» **Available records**
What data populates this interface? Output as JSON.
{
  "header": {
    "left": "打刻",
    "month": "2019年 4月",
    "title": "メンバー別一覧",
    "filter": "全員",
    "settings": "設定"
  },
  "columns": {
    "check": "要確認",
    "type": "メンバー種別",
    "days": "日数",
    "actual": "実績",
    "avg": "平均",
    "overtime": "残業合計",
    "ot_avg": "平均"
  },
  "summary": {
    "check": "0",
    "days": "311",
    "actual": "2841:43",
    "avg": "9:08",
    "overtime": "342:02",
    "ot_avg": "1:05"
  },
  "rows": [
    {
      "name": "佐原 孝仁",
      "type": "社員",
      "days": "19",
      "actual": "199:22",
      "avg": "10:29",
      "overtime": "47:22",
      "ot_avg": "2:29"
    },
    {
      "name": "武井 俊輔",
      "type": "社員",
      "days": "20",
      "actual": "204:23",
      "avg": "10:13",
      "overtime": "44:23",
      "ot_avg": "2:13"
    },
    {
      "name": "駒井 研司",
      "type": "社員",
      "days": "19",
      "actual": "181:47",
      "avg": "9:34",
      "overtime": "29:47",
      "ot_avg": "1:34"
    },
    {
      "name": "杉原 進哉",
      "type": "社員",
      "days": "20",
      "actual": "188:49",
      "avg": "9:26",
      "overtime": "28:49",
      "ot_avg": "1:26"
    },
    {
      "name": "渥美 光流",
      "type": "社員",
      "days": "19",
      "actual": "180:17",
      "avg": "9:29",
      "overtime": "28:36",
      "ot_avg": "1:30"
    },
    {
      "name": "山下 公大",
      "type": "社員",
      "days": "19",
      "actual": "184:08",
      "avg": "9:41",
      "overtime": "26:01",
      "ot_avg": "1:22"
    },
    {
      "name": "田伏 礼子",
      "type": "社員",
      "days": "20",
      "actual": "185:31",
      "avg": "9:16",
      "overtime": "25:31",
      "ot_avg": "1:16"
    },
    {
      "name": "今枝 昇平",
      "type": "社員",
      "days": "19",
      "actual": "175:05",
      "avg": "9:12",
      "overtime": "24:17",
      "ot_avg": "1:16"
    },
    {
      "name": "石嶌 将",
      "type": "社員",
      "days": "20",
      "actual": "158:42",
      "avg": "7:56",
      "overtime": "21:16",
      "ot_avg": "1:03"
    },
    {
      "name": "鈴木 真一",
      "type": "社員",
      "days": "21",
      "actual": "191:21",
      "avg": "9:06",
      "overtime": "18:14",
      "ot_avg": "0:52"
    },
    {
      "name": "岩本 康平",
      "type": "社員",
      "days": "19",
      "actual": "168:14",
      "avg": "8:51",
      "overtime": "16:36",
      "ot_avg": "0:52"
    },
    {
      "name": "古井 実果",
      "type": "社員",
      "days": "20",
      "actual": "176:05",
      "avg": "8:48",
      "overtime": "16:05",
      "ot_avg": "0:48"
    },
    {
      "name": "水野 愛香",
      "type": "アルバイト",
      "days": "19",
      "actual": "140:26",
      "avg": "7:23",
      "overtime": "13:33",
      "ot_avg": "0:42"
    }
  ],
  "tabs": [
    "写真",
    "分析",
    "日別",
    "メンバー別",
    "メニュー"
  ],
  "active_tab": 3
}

» **The exercise**
Extract the entries above verbatim.

» **Reply**
What data populates this interface? Output as JSON.
{
  "header": {
    "left": "打刻",
    "month": "2019年 4月",
    "title": "メンバー別一覧",
    "filter": "全員",
    "settings": "設定"
  },
  "columns": {
    "check": "要確認",
    "type": "メンバー種別",
    "days": "日数",
    "actual": "実績",
    "avg": "平均",
    "overtime": "残業合計",
    "ot_avg": "平均"
  },
  "summary": {
    "check": "0",
    "days": "311",
    "actual": "2841:43",
    "avg": "9:08",
    "overtime": "342:02",
    "ot_avg": "1:05"
  },
  "rows": [
    {
      "name": "佐原 孝仁",
      "type": "社員",
      "days": "19",
      "actual": "199:22",
      "avg": "10:29",
      "overtime": "47:22",
      "ot_avg": "2:29"
    },
    {
      "name": "武井 俊輔",
      "type": "社員",
      "days": "20",
      "actual": "204:23",
      "avg": "10:13",
      "overtime": "44:23",
      "ot_avg": "2:13"
    },
    {
      "name": "駒井 研司",
      "type": "社員",
      "days": "19",
      "actual": "181:47",
      "avg": "9:34",
      "overtime": "29:47",
      "ot_avg": "1:34"
    },
    {
      "name": "杉原 進哉",
      "type": "社員",
      "days": "20",
      "actual": "188:49",
      "avg": "9:26",
      "overtime": "28:49",
      "ot_avg": "1:26"
    },
    {
      "name": "渥美 光流",
      "type": "社員",
      "days": "19",
      "actual": "180:17",
      "avg": "9:29",
      "overtime": "28:36",
      "ot_avg": "1:30"
    },
    {
      "name": "山下 公大",
      "type": "社員",
      "days": "19",
      "actual": "184:08",
      "avg": "9:41",
      "overtime": "26:01",
      "ot_avg": "1:22"
    },
    {
      "name": "田伏 礼子",
      "type": "社員",
      "days": "20",
      "actual": "185:31",
      "avg": "9:16",
      "overtime": "25:31",
      "ot_avg": "1:16"
    },
    {
      "name": "今枝 昇平",
      "type": "社員",
      "days": "19",
      "actual": "175:05",
      "avg": "9:12",
      "overtime": "24:17",
      "ot_avg": "1:16"
    },
    {
      "name": "石嶌 将",
      "type": "社員",
      "days": "20",
      "actual": "158:42",
      "avg": "7:56",
      "overtime": "21:16",
      "ot_avg": "1:03"
    },
    {
      "name": "鈴木 真一",
      "type": "社員",
      "days": "21",
      "actual": "191:21",
      "avg": "9:06",
      "overtime": "18:14",
      "ot_avg": "0:52"
    },
    {
      "name": "岩本 康平",
      "type": "社員",
      "days": "19",
      "actual": "168:14",
      "avg": "8:51",
      "overtime": "16:36",
      "ot_avg": "0:52"
    },
    {
      "name": "古井 実果",
      "type": "社員",
      "days": "20",
      "actual": "176:05",
      "avg": "8:48",
      "overtime": "16:05",
      "ot_avg": "0:48"
    },
    {
      "name": "水野 愛香",
      "type": "アルバイト",
      "days": "19",
      "actual": "140:26",
      "avg": "7:23",
      "overtime": "13:33",
      "ot_avg": "0:42"
    }
  ],
  "tabs": [
    "写真",
    "分析",
    "日別",
    "メンバー別",
    "メニュー"
  ],
  "active_tab": 3
}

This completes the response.